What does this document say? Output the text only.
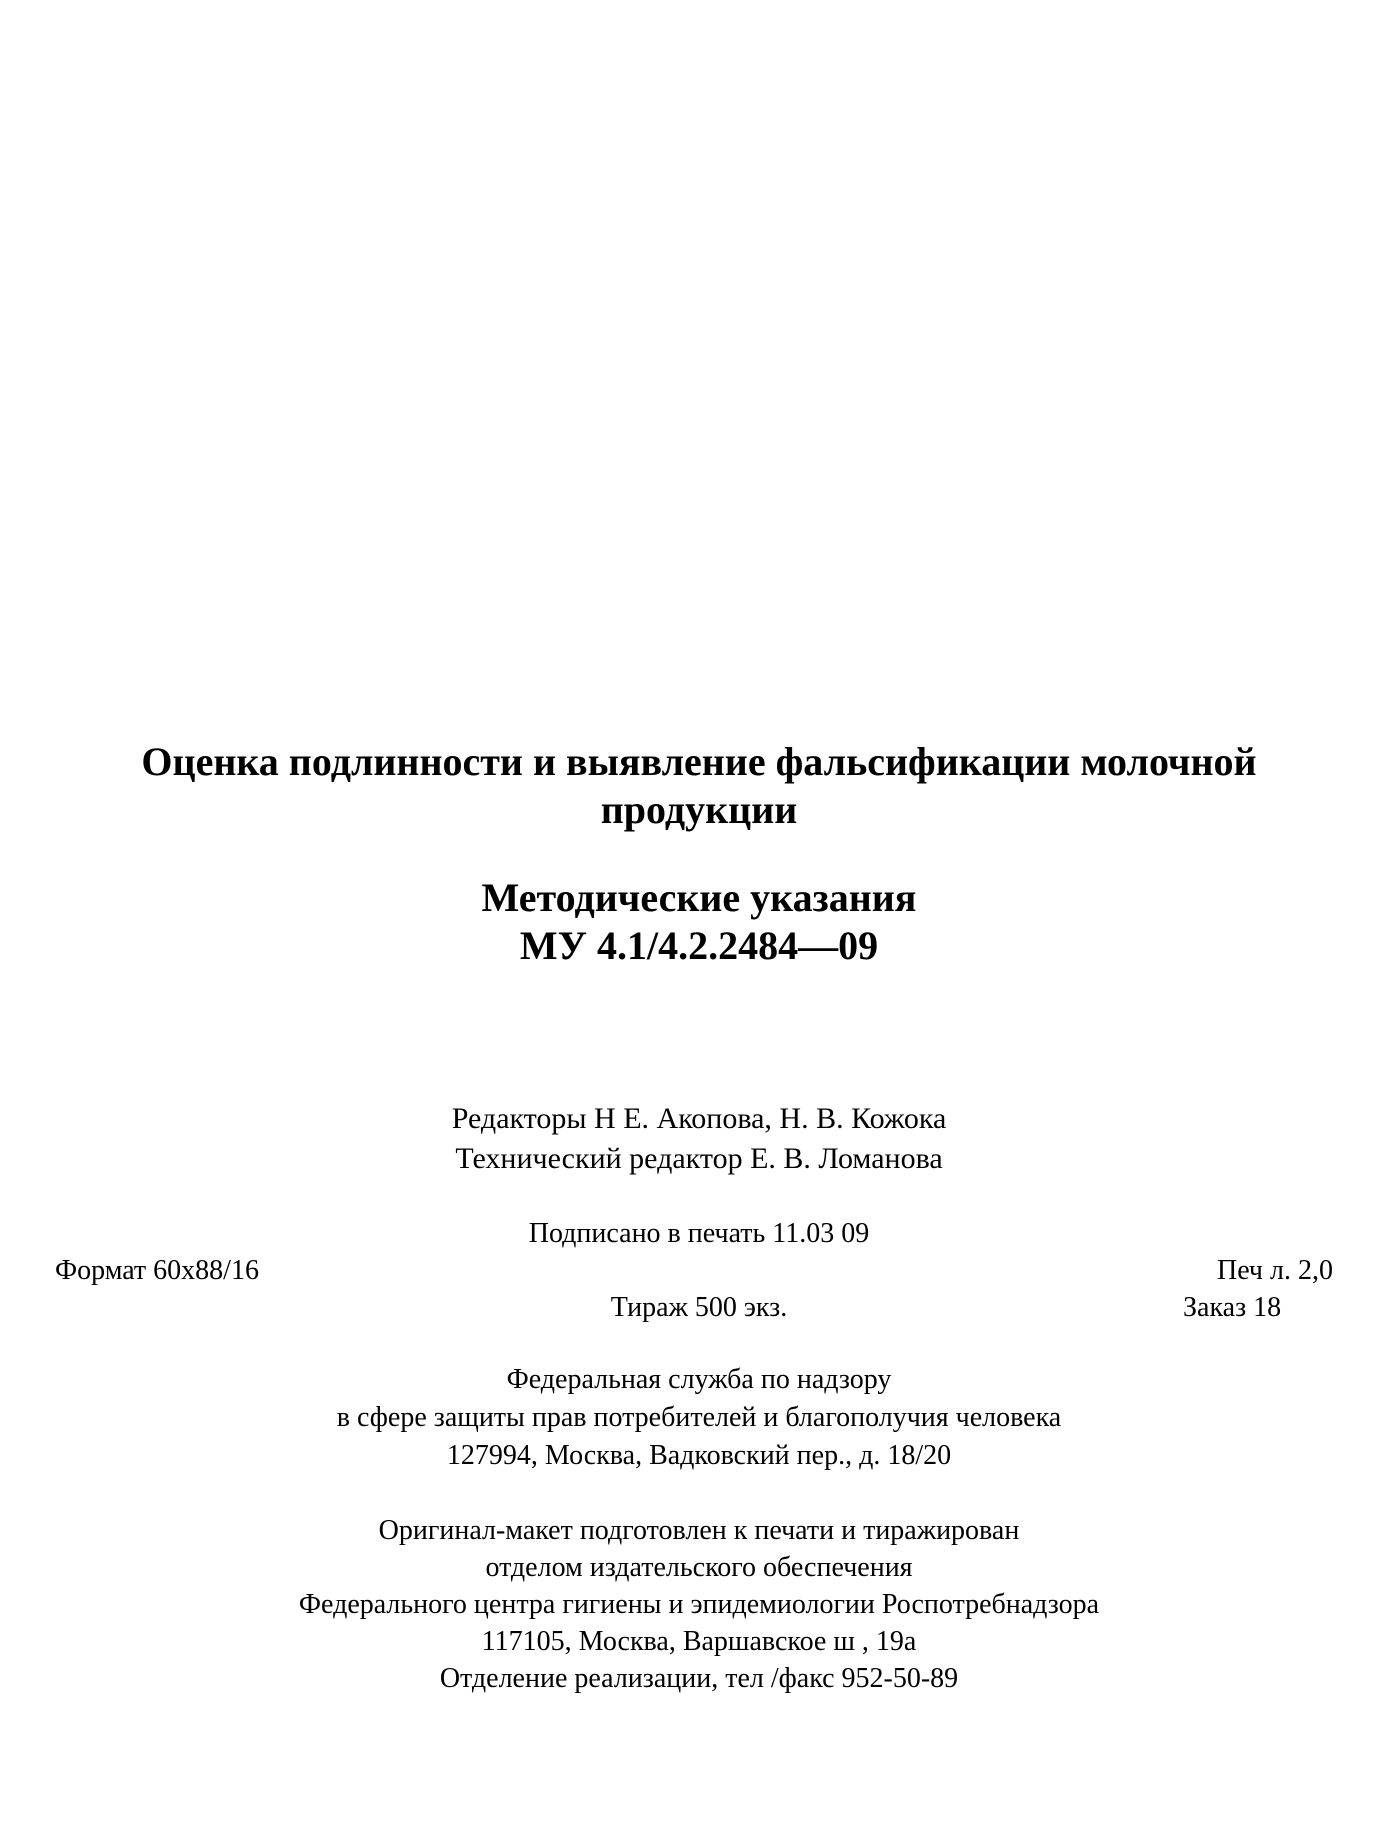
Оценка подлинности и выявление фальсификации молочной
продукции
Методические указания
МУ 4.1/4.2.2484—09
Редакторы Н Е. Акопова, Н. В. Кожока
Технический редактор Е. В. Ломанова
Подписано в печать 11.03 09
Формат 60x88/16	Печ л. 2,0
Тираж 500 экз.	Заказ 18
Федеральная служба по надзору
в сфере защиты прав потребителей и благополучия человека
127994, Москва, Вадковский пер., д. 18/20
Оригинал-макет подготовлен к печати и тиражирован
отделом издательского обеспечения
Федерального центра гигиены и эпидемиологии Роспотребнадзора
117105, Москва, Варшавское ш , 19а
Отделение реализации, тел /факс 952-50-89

* * *

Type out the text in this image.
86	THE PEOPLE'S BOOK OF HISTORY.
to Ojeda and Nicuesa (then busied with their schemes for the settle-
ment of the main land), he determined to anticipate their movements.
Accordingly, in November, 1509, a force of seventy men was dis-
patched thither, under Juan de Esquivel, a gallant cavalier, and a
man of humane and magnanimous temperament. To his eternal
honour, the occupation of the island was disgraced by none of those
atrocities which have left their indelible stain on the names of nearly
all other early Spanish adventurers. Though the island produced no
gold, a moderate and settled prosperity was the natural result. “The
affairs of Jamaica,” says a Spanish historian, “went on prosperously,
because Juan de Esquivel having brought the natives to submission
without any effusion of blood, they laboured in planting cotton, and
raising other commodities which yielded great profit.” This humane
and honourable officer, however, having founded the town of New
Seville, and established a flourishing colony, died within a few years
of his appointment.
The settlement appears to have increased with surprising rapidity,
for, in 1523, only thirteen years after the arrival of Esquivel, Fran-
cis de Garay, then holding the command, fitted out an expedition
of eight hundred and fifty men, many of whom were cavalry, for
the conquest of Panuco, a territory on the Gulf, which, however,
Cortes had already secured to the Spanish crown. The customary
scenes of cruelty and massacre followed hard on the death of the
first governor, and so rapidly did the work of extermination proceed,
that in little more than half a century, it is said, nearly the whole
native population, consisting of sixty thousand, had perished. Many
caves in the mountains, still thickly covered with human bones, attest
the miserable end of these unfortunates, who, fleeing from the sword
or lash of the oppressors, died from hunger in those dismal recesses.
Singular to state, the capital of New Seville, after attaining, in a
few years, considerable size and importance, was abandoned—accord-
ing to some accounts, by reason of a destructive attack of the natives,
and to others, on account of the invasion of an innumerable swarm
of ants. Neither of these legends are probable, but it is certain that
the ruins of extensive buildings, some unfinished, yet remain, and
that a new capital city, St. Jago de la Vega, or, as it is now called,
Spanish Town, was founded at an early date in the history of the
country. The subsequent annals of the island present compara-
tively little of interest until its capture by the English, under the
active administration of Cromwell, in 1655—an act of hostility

* * *

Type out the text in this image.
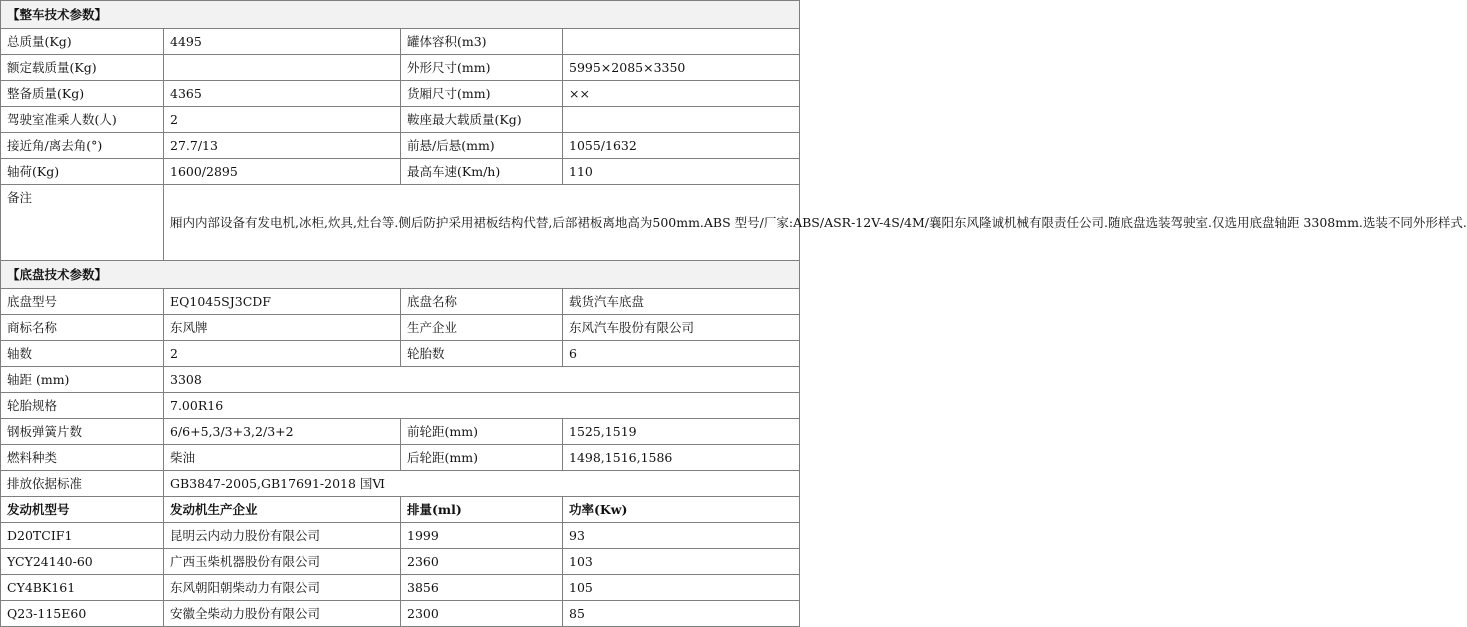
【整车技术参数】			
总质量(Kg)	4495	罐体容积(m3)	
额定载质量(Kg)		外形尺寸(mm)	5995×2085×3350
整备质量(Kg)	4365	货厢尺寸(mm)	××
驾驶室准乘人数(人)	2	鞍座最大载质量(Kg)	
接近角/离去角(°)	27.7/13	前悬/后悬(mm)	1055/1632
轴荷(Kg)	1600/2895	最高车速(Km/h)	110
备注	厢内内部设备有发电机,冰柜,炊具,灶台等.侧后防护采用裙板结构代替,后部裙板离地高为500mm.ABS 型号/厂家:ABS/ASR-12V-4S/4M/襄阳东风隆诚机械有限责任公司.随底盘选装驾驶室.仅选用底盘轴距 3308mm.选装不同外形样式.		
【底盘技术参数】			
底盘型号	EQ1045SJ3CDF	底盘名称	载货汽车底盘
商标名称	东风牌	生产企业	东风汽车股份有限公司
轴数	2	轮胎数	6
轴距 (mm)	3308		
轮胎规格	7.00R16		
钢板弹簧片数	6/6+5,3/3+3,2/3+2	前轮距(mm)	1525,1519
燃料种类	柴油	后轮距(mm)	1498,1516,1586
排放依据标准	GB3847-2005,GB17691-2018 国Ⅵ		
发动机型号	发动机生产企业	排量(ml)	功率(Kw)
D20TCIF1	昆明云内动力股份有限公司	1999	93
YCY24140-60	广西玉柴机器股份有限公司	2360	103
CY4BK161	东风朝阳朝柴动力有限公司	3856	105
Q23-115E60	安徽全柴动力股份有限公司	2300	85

EXERCISE DESCRIPTION →
Considering only the records above, state the number of lines that include the word "those", with nothing added.

SOLUTION FOR THIS TASK →
2